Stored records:
▬▬▬▬▬▬

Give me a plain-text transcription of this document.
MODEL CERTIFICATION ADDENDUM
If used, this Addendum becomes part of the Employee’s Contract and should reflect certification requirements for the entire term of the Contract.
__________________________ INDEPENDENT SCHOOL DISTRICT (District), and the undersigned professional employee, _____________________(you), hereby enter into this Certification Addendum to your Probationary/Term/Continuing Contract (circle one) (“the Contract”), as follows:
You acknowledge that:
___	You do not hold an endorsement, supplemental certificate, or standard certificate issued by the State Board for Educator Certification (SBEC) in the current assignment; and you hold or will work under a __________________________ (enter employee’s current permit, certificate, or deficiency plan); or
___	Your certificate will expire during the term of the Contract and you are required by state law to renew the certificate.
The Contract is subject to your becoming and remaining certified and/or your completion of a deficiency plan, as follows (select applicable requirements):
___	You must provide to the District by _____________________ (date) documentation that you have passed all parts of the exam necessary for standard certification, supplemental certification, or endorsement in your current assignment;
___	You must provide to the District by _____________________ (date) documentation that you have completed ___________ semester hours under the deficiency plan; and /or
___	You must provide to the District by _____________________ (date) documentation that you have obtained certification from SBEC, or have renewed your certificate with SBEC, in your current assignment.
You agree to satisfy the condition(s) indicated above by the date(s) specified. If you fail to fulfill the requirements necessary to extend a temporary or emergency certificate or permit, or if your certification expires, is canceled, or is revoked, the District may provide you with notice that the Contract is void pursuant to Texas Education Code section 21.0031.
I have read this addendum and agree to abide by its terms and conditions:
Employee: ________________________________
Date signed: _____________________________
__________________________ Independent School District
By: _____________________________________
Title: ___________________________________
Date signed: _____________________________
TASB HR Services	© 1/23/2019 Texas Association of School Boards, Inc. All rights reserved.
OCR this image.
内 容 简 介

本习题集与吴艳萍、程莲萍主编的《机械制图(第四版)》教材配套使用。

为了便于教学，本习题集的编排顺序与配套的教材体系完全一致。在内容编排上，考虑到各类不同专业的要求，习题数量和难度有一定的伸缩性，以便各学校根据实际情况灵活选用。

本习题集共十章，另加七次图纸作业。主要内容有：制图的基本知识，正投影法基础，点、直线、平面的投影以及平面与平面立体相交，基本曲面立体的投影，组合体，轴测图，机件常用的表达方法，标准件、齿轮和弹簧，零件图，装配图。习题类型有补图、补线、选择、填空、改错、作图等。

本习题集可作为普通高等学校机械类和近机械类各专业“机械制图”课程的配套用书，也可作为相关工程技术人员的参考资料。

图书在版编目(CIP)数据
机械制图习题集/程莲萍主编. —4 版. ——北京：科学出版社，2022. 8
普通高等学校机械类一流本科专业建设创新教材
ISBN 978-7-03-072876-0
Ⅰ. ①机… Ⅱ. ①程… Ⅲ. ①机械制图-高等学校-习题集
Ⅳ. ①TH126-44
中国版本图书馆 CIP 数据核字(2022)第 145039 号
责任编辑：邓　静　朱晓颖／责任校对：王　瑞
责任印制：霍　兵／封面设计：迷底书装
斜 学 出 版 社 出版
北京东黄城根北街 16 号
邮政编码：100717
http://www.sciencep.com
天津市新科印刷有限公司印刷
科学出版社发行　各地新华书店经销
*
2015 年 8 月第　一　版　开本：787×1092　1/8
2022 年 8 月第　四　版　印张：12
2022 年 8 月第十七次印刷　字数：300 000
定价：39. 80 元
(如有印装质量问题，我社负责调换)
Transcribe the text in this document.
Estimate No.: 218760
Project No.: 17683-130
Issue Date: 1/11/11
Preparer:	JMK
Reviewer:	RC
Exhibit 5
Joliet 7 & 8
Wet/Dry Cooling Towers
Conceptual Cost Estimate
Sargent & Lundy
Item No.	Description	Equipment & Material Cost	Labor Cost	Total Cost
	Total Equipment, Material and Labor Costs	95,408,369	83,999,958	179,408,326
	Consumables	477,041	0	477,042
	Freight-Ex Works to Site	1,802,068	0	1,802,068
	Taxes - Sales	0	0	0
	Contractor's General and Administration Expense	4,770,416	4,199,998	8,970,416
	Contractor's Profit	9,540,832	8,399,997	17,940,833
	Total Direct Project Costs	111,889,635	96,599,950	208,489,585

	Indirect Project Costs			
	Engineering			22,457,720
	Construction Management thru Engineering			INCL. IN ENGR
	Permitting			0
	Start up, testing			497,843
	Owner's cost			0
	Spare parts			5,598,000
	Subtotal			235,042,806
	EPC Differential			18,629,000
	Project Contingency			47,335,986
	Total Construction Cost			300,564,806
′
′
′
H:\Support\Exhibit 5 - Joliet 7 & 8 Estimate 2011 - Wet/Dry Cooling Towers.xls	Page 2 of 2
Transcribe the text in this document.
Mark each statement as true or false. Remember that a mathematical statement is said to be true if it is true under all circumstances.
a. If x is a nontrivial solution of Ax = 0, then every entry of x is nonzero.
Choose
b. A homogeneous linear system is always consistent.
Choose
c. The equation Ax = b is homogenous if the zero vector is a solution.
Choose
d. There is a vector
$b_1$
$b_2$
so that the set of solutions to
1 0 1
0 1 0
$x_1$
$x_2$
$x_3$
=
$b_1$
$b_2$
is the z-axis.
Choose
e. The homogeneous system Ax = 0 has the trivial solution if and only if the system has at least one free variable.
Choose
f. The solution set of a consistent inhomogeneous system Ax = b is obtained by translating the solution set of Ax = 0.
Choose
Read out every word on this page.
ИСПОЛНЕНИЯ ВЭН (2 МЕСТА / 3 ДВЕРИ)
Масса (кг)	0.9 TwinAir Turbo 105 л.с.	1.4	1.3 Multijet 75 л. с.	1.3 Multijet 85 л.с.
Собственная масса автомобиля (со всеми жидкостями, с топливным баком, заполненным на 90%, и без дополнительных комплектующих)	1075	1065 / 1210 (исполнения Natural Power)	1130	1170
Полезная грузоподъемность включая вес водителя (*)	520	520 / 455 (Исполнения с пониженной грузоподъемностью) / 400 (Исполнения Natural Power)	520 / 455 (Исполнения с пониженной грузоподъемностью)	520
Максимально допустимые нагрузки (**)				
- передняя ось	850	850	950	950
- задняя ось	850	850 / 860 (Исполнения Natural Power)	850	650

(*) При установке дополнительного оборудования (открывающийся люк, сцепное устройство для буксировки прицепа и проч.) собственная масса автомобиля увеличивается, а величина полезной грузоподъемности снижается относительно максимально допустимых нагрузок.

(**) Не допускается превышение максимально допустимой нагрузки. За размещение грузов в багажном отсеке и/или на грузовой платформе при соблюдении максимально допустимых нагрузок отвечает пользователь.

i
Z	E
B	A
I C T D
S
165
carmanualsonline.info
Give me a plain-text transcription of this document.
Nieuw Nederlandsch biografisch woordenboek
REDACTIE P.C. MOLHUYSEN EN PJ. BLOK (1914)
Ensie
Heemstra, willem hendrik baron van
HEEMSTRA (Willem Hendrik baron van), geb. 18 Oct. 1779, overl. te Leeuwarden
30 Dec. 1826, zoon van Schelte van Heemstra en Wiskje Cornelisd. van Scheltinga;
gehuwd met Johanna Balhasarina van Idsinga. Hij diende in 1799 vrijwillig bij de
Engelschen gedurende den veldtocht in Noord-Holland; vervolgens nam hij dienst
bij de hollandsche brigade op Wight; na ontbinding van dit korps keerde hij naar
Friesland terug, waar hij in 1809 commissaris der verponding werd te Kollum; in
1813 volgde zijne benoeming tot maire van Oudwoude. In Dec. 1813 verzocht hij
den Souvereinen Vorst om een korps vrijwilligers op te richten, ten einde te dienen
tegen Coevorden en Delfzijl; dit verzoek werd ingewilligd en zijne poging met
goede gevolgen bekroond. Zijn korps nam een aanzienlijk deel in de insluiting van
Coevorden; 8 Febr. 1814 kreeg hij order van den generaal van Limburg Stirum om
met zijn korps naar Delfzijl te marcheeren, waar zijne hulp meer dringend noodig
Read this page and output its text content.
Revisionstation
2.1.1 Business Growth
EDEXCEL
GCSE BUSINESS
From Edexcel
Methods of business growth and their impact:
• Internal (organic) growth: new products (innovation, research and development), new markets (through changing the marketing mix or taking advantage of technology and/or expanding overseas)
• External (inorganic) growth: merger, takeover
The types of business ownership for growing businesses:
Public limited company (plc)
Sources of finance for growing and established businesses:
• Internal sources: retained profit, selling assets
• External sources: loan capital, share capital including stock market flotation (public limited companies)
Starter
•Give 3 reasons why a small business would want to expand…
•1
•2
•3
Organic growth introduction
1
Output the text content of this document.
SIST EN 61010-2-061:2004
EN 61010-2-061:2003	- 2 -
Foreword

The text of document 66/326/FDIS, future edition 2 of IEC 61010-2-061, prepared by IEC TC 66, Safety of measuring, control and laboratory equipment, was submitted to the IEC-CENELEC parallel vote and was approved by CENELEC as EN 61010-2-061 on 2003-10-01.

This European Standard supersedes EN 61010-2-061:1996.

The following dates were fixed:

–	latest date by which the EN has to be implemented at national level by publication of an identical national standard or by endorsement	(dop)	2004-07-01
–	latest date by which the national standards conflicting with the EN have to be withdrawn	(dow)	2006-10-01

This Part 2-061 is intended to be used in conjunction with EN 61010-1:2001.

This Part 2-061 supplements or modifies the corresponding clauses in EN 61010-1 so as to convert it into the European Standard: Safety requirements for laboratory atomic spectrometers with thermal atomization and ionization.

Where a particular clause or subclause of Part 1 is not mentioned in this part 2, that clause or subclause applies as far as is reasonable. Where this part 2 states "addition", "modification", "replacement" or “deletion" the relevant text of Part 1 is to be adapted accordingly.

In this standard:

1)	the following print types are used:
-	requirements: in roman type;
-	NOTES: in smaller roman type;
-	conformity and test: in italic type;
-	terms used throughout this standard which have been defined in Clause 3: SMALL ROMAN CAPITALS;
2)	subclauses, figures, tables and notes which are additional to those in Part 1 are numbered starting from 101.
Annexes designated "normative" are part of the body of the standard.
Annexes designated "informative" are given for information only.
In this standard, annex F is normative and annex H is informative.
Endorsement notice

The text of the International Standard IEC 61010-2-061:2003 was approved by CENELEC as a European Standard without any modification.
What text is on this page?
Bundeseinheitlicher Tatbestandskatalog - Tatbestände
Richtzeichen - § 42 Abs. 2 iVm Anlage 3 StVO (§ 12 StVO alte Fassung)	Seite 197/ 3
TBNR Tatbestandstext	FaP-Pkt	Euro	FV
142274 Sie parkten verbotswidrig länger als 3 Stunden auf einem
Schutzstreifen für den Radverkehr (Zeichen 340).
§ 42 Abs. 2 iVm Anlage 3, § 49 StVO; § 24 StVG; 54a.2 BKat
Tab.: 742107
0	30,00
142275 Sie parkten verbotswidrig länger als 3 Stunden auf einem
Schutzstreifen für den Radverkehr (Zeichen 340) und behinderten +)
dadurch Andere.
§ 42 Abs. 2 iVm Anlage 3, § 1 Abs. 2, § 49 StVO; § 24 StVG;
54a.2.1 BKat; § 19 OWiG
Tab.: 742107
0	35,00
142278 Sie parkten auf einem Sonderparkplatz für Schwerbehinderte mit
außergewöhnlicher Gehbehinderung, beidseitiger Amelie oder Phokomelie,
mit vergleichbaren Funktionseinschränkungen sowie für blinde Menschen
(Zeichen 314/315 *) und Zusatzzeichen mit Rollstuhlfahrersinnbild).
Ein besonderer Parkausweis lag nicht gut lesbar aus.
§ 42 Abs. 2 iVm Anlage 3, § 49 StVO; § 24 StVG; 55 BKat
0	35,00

▬▬▬▬▬▬

▶ **WORK REQUIRED**
Pick out each line containing "designated" and report it.

▶ **EXERCISE RESPONSE**
Annexes designated "normative" are part of the body of the standard.
Annexes designated "informative" are given for information only.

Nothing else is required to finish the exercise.